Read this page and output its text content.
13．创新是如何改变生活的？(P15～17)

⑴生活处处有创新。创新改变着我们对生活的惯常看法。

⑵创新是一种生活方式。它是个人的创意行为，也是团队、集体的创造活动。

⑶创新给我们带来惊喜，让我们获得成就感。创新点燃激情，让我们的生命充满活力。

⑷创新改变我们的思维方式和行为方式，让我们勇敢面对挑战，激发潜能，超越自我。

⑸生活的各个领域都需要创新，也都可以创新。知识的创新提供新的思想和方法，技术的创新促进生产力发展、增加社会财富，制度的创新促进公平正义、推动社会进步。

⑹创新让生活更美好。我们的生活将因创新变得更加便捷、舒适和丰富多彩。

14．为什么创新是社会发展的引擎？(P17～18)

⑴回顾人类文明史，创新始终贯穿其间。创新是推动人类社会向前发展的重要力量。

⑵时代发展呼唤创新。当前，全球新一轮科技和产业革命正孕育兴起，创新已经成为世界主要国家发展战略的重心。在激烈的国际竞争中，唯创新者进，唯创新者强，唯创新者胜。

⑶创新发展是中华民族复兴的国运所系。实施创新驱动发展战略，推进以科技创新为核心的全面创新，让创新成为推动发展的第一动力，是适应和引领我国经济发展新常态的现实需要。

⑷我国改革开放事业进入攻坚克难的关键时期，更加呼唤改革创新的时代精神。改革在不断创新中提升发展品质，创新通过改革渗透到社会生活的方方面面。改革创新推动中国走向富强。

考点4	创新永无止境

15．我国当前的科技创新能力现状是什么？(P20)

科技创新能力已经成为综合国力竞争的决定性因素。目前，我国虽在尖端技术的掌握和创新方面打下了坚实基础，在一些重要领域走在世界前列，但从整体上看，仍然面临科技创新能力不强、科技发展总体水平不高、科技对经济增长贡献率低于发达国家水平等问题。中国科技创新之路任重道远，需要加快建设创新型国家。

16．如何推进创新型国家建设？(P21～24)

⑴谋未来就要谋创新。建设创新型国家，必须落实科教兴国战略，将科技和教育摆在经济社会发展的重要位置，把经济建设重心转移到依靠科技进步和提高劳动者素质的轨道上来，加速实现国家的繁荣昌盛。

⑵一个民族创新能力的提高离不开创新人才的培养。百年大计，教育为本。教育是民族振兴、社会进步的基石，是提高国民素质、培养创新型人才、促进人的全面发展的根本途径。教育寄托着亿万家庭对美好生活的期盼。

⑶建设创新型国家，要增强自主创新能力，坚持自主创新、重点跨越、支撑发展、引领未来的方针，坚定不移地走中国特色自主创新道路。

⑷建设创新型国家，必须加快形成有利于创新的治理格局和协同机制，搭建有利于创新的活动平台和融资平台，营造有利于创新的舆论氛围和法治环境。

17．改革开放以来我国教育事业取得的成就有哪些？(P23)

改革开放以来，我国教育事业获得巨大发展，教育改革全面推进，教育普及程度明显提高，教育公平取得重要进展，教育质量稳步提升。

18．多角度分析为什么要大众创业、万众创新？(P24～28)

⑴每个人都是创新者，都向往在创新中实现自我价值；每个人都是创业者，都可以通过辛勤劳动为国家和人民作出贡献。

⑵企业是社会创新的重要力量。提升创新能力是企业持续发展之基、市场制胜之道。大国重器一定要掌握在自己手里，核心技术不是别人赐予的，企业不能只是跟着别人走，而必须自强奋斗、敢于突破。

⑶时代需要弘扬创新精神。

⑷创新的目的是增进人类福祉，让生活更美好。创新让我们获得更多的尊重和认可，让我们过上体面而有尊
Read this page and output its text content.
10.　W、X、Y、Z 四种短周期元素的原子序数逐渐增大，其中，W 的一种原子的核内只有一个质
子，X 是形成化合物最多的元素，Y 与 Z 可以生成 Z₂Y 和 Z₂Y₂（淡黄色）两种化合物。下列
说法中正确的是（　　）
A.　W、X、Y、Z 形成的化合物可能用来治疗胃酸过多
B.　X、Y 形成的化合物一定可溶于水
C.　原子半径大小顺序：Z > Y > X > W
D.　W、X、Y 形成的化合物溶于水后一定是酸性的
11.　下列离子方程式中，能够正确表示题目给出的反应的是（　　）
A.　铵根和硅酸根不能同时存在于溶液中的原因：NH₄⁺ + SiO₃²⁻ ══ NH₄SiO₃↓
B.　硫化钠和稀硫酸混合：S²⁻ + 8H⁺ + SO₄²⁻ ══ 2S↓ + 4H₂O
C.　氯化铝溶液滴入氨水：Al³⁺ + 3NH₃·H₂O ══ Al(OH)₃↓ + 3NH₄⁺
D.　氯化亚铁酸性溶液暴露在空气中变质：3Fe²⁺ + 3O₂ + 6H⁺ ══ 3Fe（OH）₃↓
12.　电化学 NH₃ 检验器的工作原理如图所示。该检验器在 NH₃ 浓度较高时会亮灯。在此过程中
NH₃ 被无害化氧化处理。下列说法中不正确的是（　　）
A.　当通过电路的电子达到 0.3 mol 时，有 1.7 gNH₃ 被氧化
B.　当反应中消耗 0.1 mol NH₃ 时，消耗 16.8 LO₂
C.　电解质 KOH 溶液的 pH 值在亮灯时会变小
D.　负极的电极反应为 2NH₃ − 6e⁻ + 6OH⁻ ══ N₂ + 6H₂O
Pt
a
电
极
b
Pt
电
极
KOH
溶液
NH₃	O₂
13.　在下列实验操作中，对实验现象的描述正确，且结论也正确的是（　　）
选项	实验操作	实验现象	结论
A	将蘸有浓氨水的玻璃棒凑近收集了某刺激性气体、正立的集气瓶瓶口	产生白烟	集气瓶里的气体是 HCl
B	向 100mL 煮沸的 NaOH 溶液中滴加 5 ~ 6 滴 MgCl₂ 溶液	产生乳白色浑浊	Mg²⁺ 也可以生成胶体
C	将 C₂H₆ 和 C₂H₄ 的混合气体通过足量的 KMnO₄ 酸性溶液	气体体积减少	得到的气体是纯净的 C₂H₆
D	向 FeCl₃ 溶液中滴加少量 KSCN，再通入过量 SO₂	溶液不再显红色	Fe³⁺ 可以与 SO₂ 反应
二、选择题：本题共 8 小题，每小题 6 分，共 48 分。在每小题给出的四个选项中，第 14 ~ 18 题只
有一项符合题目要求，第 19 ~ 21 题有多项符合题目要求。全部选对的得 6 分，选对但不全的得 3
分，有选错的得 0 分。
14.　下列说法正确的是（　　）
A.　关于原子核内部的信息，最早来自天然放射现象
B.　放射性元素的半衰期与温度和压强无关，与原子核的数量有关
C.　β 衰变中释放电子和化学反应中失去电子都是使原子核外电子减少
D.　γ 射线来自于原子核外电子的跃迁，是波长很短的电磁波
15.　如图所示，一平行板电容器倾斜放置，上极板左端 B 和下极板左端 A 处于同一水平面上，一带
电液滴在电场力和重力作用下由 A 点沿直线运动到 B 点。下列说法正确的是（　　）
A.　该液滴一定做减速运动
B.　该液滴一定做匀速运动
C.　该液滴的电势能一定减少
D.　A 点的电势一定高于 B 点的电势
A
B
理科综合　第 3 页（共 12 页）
────────────────────
Extract each entry in full and write it down exactly.

Read this page and output its text content.
13．创新是如何改变生活的？(P15～17)

⑴生活处处有创新。创新改变着我们对生活的惯常看法。

⑵创新是一种生活方式。它是个人的创意行为，也是团队、集体的创造活动。

⑶创新给我们带来惊喜，让我们获得成就感。创新点燃激情，让我们的生命充满活力。

⑷创新改变我们的思维方式和行为方式，让我们勇敢面对挑战，激发潜能，超越自我。

⑸生活的各个领域都需要创新，也都可以创新。知识的创新提供新的思想和方法，技术的创新促进生产力发展、增加社会财富，制度的创新促进公平正义、推动社会进步。

⑹创新让生活更美好。我们的生活将因创新变得更加便捷、舒适和丰富多彩。

14．为什么创新是社会发展的引擎？(P17～18)

⑴回顾人类文明史，创新始终贯穿其间。创新是推动人类社会向前发展的重要力量。

⑵时代发展呼唤创新。当前，全球新一轮科技和产业革命正孕育兴起，创新已经成为世界主要国家发展战略的重心。在激烈的国际竞争中，唯创新者进，唯创新者强，唯创新者胜。

⑶创新发展是中华民族复兴的国运所系。实施创新驱动发展战略，推进以科技创新为核心的全面创新，让创新成为推动发展的第一动力，是适应和引领我国经济发展新常态的现实需要。

⑷我国改革开放事业进入攻坚克难的关键时期，更加呼唤改革创新的时代精神。改革在不断创新中提升发展品质，创新通过改革渗透到社会生活的方方面面。改革创新推动中国走向富强。

考点4	创新永无止境

15．我国当前的科技创新能力现状是什么？(P20)

科技创新能力已经成为综合国力竞争的决定性因素。目前，我国虽在尖端技术的掌握和创新方面打下了坚实基础，在一些重要领域走在世界前列，但从整体上看，仍然面临科技创新能力不强、科技发展总体水平不高、科技对经济增长贡献率低于发达国家水平等问题。中国科技创新之路任重道远，需要加快建设创新型国家。

16．如何推进创新型国家建设？(P21～24)

⑴谋未来就要谋创新。建设创新型国家，必须落实科教兴国战略，将科技和教育摆在经济社会发展的重要位置，把经济建设重心转移到依靠科技进步和提高劳动者素质的轨道上来，加速实现国家的繁荣昌盛。

⑵一个民族创新能力的提高离不开创新人才的培养。百年大计，教育为本。教育是民族振兴、社会进步的基石，是提高国民素质、培养创新型人才、促进人的全面发展的根本途径。教育寄托着亿万家庭对美好生活的期盼。

⑶建设创新型国家，要增强自主创新能力，坚持自主创新、重点跨越、支撑发展、引领未来的方针，坚定不移地走中国特色自主创新道路。

⑷建设创新型国家，必须加快形成有利于创新的治理格局和协同机制，搭建有利于创新的活动平台和融资平台，营造有利于创新的舆论氛围和法治环境。

17．改革开放以来我国教育事业取得的成就有哪些？(P23)

改革开放以来，我国教育事业获得巨大发展，教育改革全面推进，教育普及程度明显提高，教育公平取得重要进展，教育质量稳步提升。

18．多角度分析为什么要大众创业、万众创新？(P24～28)

⑴每个人都是创新者，都向往在创新中实现自我价值；每个人都是创业者，都可以通过辛勤劳动为国家和人民作出贡献。

⑵企业是社会创新的重要力量。提升创新能力是企业持续发展之基、市场制胜之道。大国重器一定要掌握在自己手里，核心技术不是别人赐予的，企业不能只是跟着别人走，而必须自强奋斗、敢于突破。

⑶时代需要弘扬创新精神。

⑷创新的目的是增进人类福祉，让生活更美好。创新让我们获得更多的尊重和认可，让我们过上体面而有尊
Read this page and output its text content.
10.　W、X、Y、Z 四种短周期元素的原子序数逐渐增大，其中，W 的一种原子的核内只有一个质
子，X 是形成化合物最多的元素，Y 与 Z 可以生成 Z₂Y 和 Z₂Y₂（淡黄色）两种化合物。下列
说法中正确的是（　　）
A.　W、X、Y、Z 形成的化合物可能用来治疗胃酸过多
B.　X、Y 形成的化合物一定可溶于水
C.　原子半径大小顺序：Z > Y > X > W
D.　W、X、Y 形成的化合物溶于水后一定是酸性的
11.　下列离子方程式中，能够正确表示题目给出的反应的是（　　）
A.　铵根和硅酸根不能同时存在于溶液中的原因：NH₄⁺ + SiO₃²⁻ ══ NH₄SiO₃↓
B.　硫化钠和稀硫酸混合：S²⁻ + 8H⁺ + SO₄²⁻ ══ 2S↓ + 4H₂O
C.　氯化铝溶液滴入氨水：Al³⁺ + 3NH₃·H₂O ══ Al(OH)₃↓ + 3NH₄⁺
D.　氯化亚铁酸性溶液暴露在空气中变质：3Fe²⁺ + 3O₂ + 6H⁺ ══ 3Fe（OH）₃↓
12.　电化学 NH₃ 检验器的工作原理如图所示。该检验器在 NH₃ 浓度较高时会亮灯。在此过程中
NH₃ 被无害化氧化处理。下列说法中不正确的是（　　）
A.　当通过电路的电子达到 0.3 mol 时，有 1.7 gNH₃ 被氧化
B.　当反应中消耗 0.1 mol NH₃ 时，消耗 16.8 LO₂
C.　电解质 KOH 溶液的 pH 值在亮灯时会变小
D.　负极的电极反应为 2NH₃ − 6e⁻ + 6OH⁻ ══ N₂ + 6H₂O
Pt
a
电
极
b
Pt
电
极
KOH
溶液
NH₃	O₂
13.　在下列实验操作中，对实验现象的描述正确，且结论也正确的是（　　）
选项	实验操作	实验现象	结论
A	将蘸有浓氨水的玻璃棒凑近收集了某刺激性气体、正立的集气瓶瓶口	产生白烟	集气瓶里的气体是 HCl
B	向 100mL 煮沸的 NaOH 溶液中滴加 5 ~ 6 滴 MgCl₂ 溶液	产生乳白色浑浊	Mg²⁺ 也可以生成胶体
C	将 C₂H₆ 和 C₂H₄ 的混合气体通过足量的 KMnO₄ 酸性溶液	气体体积减少	得到的气体是纯净的 C₂H₆
D	向 FeCl₃ 溶液中滴加少量 KSCN，再通入过量 SO₂	溶液不再显红色	Fe³⁺ 可以与 SO₂ 反应
二、选择题：本题共 8 小题，每小题 6 分，共 48 分。在每小题给出的四个选项中，第 14 ~ 18 题只
有一项符合题目要求，第 19 ~ 21 题有多项符合题目要求。全部选对的得 6 分，选对但不全的得 3
分，有选错的得 0 分。
14.　下列说法正确的是（　　）
A.　关于原子核内部的信息，最早来自天然放射现象
B.　放射性元素的半衰期与温度和压强无关，与原子核的数量有关
C.　β 衰变中释放电子和化学反应中失去电子都是使原子核外电子减少
D.　γ 射线来自于原子核外电子的跃迁，是波长很短的电磁波
15.　如图所示，一平行板电容器倾斜放置，上极板左端 B 和下极板左端 A 处于同一水平面上，一带
电液滴在电场力和重力作用下由 A 点沿直线运动到 B 点。下列说法正确的是（　　）
A.　该液滴一定做减速运动
B.　该液滴一定做匀速运动
C.　该液滴的电势能一定减少
D.　A 点的电势一定高于 B 点的电势
A
B
理科综合　第 3 页（共 12 页）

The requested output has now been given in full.